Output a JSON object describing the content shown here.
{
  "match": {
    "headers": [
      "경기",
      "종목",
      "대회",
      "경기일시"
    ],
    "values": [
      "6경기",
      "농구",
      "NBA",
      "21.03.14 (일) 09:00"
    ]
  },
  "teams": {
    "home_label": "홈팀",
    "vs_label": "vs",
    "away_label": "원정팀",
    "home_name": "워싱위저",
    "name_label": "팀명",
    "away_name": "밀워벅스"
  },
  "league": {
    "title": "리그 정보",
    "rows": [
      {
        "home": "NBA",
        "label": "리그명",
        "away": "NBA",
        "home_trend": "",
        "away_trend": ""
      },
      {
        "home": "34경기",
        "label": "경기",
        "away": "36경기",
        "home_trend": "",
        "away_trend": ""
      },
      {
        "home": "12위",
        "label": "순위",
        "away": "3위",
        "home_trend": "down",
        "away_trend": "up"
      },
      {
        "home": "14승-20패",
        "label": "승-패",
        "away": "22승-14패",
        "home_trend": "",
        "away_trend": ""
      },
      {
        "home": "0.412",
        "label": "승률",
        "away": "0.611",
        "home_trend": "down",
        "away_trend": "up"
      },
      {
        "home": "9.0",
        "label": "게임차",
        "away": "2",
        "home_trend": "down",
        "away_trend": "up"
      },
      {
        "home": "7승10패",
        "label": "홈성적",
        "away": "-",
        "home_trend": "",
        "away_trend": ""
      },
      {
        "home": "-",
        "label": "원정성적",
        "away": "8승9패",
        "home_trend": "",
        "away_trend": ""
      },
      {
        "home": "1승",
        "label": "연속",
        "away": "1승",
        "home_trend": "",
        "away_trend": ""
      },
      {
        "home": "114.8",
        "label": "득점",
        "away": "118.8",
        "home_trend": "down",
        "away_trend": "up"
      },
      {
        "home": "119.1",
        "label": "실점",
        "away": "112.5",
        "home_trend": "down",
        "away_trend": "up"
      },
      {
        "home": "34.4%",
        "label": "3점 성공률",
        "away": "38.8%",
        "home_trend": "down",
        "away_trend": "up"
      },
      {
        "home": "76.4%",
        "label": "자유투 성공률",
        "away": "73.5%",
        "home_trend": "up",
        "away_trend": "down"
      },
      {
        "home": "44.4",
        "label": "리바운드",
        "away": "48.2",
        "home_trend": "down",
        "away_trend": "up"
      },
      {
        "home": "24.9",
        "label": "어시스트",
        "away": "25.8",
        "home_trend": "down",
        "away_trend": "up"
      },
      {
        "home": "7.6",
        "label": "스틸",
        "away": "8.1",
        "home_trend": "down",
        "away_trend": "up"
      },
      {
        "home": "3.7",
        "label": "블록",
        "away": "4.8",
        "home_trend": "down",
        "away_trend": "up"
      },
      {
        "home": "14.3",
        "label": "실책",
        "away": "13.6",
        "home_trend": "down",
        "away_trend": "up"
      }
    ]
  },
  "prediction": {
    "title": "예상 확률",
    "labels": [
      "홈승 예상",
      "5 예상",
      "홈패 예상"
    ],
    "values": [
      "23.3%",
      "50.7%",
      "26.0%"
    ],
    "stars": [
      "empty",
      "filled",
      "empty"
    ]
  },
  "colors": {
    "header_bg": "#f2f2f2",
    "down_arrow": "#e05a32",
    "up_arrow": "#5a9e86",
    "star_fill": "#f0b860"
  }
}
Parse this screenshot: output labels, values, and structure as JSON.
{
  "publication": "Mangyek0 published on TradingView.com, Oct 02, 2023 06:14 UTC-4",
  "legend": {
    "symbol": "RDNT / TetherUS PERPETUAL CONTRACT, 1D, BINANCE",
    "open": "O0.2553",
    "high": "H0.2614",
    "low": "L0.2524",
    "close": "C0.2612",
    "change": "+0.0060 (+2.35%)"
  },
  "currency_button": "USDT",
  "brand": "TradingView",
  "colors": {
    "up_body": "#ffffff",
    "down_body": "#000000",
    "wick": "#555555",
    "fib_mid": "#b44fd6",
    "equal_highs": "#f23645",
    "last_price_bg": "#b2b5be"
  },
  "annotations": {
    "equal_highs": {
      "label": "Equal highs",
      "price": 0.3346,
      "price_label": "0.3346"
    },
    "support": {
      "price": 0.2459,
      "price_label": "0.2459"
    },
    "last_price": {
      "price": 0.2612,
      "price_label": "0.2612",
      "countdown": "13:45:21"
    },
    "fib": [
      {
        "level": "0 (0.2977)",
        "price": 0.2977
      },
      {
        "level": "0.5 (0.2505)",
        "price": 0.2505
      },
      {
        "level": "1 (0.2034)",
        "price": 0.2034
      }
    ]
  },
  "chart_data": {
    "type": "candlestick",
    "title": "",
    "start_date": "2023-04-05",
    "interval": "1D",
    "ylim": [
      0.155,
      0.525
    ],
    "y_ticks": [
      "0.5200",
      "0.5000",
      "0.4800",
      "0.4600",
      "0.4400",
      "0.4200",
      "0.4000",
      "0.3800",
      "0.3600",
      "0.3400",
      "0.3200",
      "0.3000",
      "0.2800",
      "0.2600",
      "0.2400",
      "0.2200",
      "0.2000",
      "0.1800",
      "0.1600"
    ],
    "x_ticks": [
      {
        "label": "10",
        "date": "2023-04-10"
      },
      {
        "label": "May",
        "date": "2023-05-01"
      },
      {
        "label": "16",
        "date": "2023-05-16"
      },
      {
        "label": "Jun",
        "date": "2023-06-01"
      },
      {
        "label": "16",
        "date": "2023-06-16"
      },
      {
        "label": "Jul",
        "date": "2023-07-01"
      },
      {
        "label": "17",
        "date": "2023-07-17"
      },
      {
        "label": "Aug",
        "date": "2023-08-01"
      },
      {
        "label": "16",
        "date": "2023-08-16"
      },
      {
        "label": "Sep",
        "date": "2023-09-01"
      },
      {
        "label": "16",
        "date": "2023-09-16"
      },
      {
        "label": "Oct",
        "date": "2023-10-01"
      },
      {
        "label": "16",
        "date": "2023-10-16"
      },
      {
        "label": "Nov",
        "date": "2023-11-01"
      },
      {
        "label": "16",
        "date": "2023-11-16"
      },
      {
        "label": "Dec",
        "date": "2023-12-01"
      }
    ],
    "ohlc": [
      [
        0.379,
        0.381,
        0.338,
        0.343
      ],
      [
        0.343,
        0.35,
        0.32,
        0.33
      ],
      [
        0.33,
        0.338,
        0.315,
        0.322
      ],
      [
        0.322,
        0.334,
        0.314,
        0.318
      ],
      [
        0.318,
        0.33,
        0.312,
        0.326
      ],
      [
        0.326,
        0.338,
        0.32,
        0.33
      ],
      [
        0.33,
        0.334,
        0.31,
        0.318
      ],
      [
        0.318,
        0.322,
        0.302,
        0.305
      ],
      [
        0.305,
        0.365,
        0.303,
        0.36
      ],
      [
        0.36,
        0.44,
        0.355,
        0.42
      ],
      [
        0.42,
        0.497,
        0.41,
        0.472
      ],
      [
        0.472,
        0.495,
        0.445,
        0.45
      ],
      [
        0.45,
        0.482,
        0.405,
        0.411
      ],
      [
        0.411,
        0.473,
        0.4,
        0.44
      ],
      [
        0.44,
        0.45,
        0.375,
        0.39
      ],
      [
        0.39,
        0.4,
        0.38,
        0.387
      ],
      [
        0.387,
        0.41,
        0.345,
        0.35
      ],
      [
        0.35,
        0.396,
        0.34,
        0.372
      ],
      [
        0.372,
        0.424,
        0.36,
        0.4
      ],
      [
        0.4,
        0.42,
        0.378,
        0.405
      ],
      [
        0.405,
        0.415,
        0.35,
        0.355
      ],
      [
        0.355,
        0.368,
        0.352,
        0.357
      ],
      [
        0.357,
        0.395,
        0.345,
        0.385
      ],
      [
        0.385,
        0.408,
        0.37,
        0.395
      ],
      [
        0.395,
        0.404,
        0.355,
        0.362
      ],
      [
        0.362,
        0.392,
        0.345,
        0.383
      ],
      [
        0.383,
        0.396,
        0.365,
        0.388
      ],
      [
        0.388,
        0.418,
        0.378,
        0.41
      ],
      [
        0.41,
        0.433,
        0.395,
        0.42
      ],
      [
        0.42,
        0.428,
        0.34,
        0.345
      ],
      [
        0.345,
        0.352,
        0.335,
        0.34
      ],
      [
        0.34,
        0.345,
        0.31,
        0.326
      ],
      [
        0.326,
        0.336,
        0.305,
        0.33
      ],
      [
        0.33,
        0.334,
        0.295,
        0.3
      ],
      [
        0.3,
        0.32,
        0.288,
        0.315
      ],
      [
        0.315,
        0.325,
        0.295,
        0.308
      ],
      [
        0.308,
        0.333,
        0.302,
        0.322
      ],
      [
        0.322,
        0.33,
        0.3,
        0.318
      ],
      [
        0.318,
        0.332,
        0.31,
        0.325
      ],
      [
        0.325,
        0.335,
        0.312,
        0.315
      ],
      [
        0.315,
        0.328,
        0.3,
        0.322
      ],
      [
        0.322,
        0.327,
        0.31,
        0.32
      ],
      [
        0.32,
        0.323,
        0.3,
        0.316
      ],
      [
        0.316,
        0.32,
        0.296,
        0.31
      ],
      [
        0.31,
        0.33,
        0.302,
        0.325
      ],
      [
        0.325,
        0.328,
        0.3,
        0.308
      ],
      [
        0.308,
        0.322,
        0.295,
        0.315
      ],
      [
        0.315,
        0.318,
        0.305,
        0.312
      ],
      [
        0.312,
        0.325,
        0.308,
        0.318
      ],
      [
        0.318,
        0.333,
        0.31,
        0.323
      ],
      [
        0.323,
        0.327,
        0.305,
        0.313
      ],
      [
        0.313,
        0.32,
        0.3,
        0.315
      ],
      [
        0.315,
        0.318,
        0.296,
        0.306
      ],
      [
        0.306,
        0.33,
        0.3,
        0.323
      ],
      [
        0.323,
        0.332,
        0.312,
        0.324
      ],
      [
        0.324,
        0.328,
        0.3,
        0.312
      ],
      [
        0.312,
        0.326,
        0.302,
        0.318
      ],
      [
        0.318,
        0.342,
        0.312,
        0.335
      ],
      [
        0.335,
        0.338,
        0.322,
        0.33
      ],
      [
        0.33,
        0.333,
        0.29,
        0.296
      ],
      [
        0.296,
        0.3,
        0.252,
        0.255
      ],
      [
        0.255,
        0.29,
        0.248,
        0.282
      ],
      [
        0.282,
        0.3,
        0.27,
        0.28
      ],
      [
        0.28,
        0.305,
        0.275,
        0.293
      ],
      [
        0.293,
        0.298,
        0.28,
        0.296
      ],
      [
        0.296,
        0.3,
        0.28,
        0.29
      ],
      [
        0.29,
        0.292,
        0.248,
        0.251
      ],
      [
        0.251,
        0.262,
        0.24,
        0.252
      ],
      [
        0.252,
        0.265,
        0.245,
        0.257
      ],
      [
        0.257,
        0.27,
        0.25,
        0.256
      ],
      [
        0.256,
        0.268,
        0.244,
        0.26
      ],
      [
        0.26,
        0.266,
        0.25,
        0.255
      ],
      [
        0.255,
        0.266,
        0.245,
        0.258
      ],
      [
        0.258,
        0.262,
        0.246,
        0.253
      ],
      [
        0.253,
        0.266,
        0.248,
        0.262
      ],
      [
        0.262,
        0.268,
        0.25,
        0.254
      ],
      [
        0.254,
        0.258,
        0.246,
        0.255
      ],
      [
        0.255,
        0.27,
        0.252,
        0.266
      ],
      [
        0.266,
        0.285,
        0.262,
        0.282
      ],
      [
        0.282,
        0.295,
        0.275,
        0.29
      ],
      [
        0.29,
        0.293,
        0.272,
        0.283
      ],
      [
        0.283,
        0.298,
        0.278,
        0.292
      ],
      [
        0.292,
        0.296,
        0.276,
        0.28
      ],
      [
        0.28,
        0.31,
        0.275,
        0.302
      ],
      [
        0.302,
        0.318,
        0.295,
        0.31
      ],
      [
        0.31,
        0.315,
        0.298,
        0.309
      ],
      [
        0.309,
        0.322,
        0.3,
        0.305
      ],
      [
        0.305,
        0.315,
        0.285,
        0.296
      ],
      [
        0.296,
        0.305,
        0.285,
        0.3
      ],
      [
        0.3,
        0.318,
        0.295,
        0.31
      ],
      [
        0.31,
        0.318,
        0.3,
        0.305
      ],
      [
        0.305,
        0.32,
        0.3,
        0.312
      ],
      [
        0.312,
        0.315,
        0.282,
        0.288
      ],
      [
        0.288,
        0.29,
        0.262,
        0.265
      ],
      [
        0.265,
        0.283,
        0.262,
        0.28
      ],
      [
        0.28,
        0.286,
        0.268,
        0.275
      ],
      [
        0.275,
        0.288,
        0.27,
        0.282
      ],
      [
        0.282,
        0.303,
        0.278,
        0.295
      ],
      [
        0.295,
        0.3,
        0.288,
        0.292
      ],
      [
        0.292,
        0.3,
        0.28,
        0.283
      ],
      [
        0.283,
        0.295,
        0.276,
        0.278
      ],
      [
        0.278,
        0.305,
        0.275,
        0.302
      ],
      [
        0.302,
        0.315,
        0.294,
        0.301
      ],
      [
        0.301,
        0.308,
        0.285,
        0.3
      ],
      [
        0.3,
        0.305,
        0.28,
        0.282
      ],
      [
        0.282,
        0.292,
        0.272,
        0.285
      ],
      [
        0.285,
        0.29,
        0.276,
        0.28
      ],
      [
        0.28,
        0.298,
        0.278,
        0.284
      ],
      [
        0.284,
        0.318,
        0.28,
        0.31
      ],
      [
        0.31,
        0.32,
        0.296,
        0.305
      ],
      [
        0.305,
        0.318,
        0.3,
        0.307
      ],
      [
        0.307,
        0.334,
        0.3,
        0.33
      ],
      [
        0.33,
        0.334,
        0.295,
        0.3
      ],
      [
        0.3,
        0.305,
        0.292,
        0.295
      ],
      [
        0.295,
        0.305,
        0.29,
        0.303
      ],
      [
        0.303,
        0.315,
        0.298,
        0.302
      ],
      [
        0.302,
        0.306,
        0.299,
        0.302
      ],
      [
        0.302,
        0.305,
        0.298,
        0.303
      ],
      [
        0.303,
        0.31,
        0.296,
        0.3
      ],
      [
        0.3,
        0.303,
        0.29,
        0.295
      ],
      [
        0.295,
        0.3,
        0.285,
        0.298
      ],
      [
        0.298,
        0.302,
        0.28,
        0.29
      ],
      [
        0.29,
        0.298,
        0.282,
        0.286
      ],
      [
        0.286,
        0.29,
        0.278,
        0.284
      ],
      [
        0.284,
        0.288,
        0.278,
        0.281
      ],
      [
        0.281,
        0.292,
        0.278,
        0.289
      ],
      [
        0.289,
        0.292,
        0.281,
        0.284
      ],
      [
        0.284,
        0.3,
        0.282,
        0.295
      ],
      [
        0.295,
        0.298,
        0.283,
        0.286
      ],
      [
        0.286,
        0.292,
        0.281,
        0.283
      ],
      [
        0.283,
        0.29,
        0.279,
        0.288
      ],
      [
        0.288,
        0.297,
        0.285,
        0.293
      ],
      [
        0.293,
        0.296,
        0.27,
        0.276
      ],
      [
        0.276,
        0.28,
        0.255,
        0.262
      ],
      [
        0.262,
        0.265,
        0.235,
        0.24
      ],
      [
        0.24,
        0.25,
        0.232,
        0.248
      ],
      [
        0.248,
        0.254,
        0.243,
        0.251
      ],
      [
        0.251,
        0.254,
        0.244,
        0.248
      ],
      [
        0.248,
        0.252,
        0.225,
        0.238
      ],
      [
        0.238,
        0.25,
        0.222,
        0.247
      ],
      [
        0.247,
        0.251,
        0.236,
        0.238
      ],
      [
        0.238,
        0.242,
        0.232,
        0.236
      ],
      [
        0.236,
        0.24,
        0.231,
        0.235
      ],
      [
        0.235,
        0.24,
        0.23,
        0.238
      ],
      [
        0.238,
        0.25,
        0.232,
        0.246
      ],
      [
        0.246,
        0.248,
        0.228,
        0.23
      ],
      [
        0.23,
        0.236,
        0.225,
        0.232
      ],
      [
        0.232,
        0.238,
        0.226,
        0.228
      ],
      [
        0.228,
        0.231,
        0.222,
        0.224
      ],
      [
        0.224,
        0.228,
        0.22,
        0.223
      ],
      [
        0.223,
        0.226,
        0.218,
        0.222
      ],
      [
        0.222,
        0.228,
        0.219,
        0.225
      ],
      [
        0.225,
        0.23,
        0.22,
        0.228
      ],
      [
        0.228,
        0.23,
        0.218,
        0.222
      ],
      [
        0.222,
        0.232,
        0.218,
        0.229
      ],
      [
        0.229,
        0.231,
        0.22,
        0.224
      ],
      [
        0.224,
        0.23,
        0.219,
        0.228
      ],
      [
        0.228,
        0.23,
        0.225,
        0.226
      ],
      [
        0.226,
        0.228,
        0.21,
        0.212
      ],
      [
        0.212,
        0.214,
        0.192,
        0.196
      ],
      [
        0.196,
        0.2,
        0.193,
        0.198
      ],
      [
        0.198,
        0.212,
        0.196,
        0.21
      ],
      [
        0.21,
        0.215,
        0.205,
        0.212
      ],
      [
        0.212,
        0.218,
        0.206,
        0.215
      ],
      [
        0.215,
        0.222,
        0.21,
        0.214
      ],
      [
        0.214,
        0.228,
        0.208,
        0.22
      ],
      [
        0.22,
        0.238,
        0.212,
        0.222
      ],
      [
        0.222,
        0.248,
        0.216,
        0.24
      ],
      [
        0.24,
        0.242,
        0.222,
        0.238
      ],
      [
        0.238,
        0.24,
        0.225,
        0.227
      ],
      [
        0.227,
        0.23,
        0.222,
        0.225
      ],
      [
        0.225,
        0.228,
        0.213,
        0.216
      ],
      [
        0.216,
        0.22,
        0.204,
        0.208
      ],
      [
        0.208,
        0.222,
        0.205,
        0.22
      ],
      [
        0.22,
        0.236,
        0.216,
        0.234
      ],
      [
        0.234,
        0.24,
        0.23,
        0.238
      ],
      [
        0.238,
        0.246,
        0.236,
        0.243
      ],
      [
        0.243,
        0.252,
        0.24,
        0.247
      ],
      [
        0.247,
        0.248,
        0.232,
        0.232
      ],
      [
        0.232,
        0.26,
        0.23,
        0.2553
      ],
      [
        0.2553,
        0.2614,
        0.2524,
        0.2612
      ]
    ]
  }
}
####
**Exercise objective**
Which lines contain the word "labels"? Copy each of them.

**Reply to the exercise**
    "labels": [
Parse this screenshot: output labels, values, and structure as JSON.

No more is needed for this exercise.